===== RECORDS FOR PROCESSING =====

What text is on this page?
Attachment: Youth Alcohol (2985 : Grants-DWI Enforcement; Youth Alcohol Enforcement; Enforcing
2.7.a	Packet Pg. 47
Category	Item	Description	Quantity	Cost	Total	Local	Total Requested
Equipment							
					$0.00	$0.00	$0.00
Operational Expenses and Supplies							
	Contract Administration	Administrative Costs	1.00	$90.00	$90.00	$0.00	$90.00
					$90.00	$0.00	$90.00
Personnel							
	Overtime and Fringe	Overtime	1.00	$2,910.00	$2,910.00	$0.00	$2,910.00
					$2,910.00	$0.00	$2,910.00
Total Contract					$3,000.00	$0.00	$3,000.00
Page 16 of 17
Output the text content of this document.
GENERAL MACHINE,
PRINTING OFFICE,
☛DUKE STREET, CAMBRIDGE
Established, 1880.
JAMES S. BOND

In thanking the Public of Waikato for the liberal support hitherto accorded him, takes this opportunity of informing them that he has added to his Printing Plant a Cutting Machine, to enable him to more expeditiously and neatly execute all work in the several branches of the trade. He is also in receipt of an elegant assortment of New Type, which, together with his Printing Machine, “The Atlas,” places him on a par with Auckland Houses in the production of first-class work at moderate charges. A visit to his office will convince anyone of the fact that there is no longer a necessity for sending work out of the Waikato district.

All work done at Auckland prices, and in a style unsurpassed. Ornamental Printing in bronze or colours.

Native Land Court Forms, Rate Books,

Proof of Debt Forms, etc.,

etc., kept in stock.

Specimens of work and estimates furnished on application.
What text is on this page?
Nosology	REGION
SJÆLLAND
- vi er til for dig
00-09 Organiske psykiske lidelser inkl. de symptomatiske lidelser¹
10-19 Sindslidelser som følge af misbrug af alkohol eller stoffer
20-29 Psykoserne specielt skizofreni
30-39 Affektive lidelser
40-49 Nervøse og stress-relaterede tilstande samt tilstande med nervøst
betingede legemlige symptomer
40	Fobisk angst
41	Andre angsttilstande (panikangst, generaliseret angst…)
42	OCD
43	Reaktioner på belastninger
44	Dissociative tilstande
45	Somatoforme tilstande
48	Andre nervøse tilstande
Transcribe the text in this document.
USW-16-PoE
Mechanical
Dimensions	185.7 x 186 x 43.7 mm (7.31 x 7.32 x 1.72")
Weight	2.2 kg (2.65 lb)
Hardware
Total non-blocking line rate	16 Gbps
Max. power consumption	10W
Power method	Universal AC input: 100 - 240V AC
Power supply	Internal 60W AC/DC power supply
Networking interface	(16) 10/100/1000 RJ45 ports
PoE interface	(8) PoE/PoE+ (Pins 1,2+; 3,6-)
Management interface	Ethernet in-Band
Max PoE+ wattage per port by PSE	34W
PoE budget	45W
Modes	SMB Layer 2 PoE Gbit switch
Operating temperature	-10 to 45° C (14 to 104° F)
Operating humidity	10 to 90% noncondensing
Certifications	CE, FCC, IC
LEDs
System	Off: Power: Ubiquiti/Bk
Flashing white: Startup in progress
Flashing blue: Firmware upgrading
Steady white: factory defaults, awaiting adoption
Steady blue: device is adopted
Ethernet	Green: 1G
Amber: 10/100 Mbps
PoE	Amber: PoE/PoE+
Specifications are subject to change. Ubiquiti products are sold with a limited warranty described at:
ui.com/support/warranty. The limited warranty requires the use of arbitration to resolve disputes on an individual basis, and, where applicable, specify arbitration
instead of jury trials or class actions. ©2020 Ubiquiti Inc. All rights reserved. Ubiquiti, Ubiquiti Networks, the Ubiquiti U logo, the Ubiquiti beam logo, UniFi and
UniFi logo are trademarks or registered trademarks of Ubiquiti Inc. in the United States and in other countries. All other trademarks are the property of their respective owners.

=====

** EXERCISE **
Reproduce each line verbatim.

** RESPONSE TO THIS EXERCISE **
What text is on this page?
Attachment: Youth Alcohol (2985 : Grants-DWI Enforcement; Youth Alcohol Enforcement; Enforcing
2.7.a	Packet Pg. 47
Category	Item	Description	Quantity	Cost	Total	Local	Total Requested
Equipment							
					$0.00	$0.00	$0.00
Operational Expenses and Supplies							
	Contract Administration	Administrative Costs	1.00	$90.00	$90.00	$0.00	$90.00
					$90.00	$0.00	$90.00
Personnel							
	Overtime and Fringe	Overtime	1.00	$2,910.00	$2,910.00	$0.00	$2,910.00
					$2,910.00	$0.00	$2,910.00
Total Contract					$3,000.00	$0.00	$3,000.00
Page 16 of 17
Output the text content of this document.
GENERAL MACHINE,
PRINTING OFFICE,
☛DUKE STREET, CAMBRIDGE
Established, 1880.
JAMES S. BOND

In thanking the Public of Waikato for the liberal support hitherto accorded him, takes this opportunity of informing them that he has added to his Printing Plant a Cutting Machine, to enable him to more expeditiously and neatly execute all work in the several branches of the trade. He is also in receipt of an elegant assortment of New Type, which, together with his Printing Machine, “The Atlas,” places him on a par with Auckland Houses in the production of first-class work at moderate charges. A visit to his office will convince anyone of the fact that there is no longer a necessity for sending work out of the Waikato district.

All work done at Auckland prices, and in a style unsurpassed. Ornamental Printing in bronze or colours.

Native Land Court Forms, Rate Books,

Proof of Debt Forms, etc.,

etc., kept in stock.

Specimens of work and estimates furnished on application.
What text is on this page?
Nosology	REGION
SJÆLLAND
- vi er til for dig
00-09 Organiske psykiske lidelser inkl. de symptomatiske lidelser¹
10-19 Sindslidelser som følge af misbrug af alkohol eller stoffer
20-29 Psykoserne specielt skizofreni
30-39 Affektive lidelser
40-49 Nervøse og stress-relaterede tilstande samt tilstande med nervøst
betingede legemlige symptomer
40	Fobisk angst
41	Andre angsttilstande (panikangst, generaliseret angst…)
42	OCD
43	Reaktioner på belastninger
44	Dissociative tilstande
45	Somatoforme tilstande
48	Andre nervøse tilstande
Transcribe the text in this document.
USW-16-PoE
Mechanical
Dimensions	185.7 x 186 x 43.7 mm (7.31 x 7.32 x 1.72")
Weight	2.2 kg (2.65 lb)
Hardware
Total non-blocking line rate	16 Gbps
Max. power consumption	10W
Power method	Universal AC input: 100 - 240V AC
Power supply	Internal 60W AC/DC power supply
Networking interface	(16) 10/100/1000 RJ45 ports
PoE interface	(8) PoE/PoE+ (Pins 1,2+; 3,6-)
Management interface	Ethernet in-Band
Max PoE+ wattage per port by PSE	34W
PoE budget	45W
Modes	SMB Layer 2 PoE Gbit switch
Operating temperature	-10 to 45° C (14 to 104° F)
Operating humidity	10 to 90% noncondensing
Certifications	CE, FCC, IC
LEDs
System	Off: Power: Ubiquiti/Bk
Flashing white: Startup in progress
Flashing blue: Firmware upgrading
Steady white: factory defaults, awaiting adoption
Steady blue: device is adopted
Ethernet	Green: 1G
Amber: 10/100 Mbps
PoE	Amber: PoE/PoE+
Specifications are subject to change. Ubiquiti products are sold with a limited warranty described at:
ui.com/support/warranty. The limited warranty requires the use of arbitration to resolve disputes on an individual basis, and, where applicable, specify arbitration
instead of jury trials or class actions. ©2020 Ubiquiti Inc. All rights reserved. Ubiquiti, Ubiquiti Networks, the Ubiquiti U logo, the Ubiquiti beam logo, UniFi and
UniFi logo are trademarks or registered trademarks of Ubiquiti Inc. in the United States and in other countries. All other trademarks are the property of their respective owners.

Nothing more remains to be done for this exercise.